### [Dataset rows]
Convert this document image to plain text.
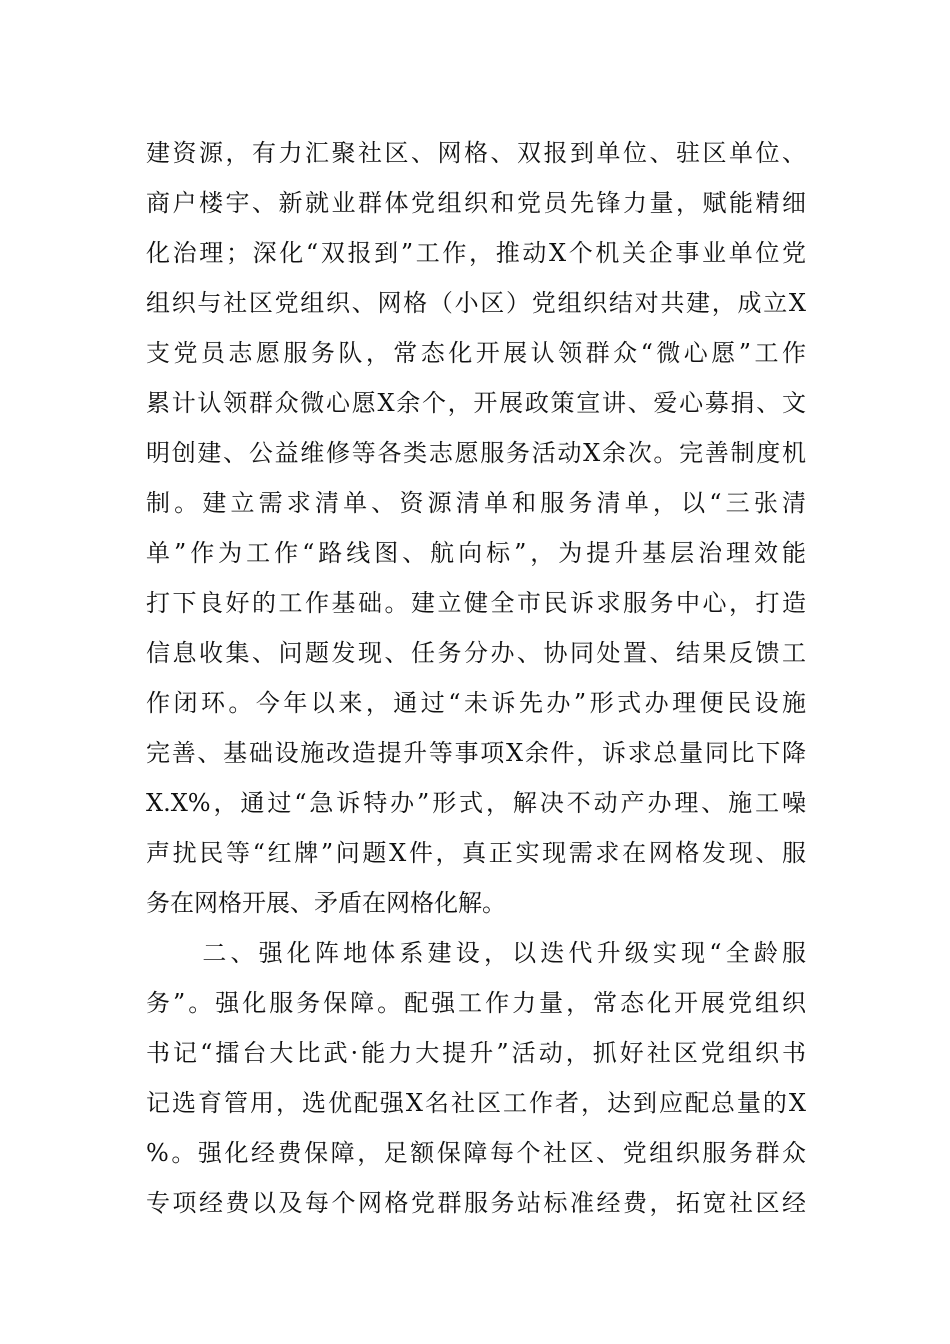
建资源，有力汇聚社区、网格、双报到单位、驻区单位、
商户楼宇、新就业群体党组织和党员先锋力量，赋能精细
化治理；深化“双报到”工作，推动X个机关企事业单位党
组织与社区党组织、网格（小区）党组织结对共建，成立X
支党员志愿服务队，常态化开展认领群众“微心愿”工作
累计认领群众微心愿X余个，开展政策宣讲、爱心募捐、文
明创建、公益维修等各类志愿服务活动X余次。完善制度机
制。建立需求清单、资源清单和服务清单，以“三张清
单”作为工作“路线图、航向标”，为提升基层治理效能
打下良好的工作基础。建立健全市民诉求服务中心，打造
信息收集、问题发现、任务分办、协同处置、结果反馈工
作闭环。今年以来，通过“未诉先办”形式办理便民设施
完善、基础设施改造提升等事项X余件，诉求总量同比下降
X.X%，通过“急诉特办”形式，解决不动产办理、施工噪
声扰民等“红牌”问题X件，真正实现需求在网格发现、服
务在网格开展、矛盾在网格化解。
　　二、强化阵地体系建设，以迭代升级实现“全龄服
务”。强化服务保障。配强工作力量，常态化开展党组织
书记“擂台大比武·能力大提升”活动，抓好社区党组织书
记选育管用，选优配强X名社区工作者，达到应配总量的X
%。强化经费保障，足额保障每个社区、党组织服务群众
专项经费以及每个网格党群服务站标准经费，拓宽社区经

### [Exercise aim]
Omit the pictures. Transcribe every record exactly.

### [Solution to the problem]
Convert this document image to plain text.
建资源，有力汇聚社区、网格、双报到单位、驻区单位、
商户楼宇、新就业群体党组织和党员先锋力量，赋能精细
化治理；深化“双报到”工作，推动X个机关企事业单位党
组织与社区党组织、网格（小区）党组织结对共建，成立X
支党员志愿服务队，常态化开展认领群众“微心愿”工作
累计认领群众微心愿X余个，开展政策宣讲、爱心募捐、文
明创建、公益维修等各类志愿服务活动X余次。完善制度机
制。建立需求清单、资源清单和服务清单，以“三张清
单”作为工作“路线图、航向标”，为提升基层治理效能
打下良好的工作基础。建立健全市民诉求服务中心，打造
信息收集、问题发现、任务分办、协同处置、结果反馈工
作闭环。今年以来，通过“未诉先办”形式办理便民设施
完善、基础设施改造提升等事项X余件，诉求总量同比下降
X.X%，通过“急诉特办”形式，解决不动产办理、施工噪
声扰民等“红牌”问题X件，真正实现需求在网格发现、服
务在网格开展、矛盾在网格化解。
　　二、强化阵地体系建设，以迭代升级实现“全龄服
务”。强化服务保障。配强工作力量，常态化开展党组织
书记“擂台大比武·能力大提升”活动，抓好社区党组织书
记选育管用，选优配强X名社区工作者，达到应配总量的X
%。强化经费保障，足额保障每个社区、党组织服务群众
专项经费以及每个网格党群服务站标准经费，拓宽社区经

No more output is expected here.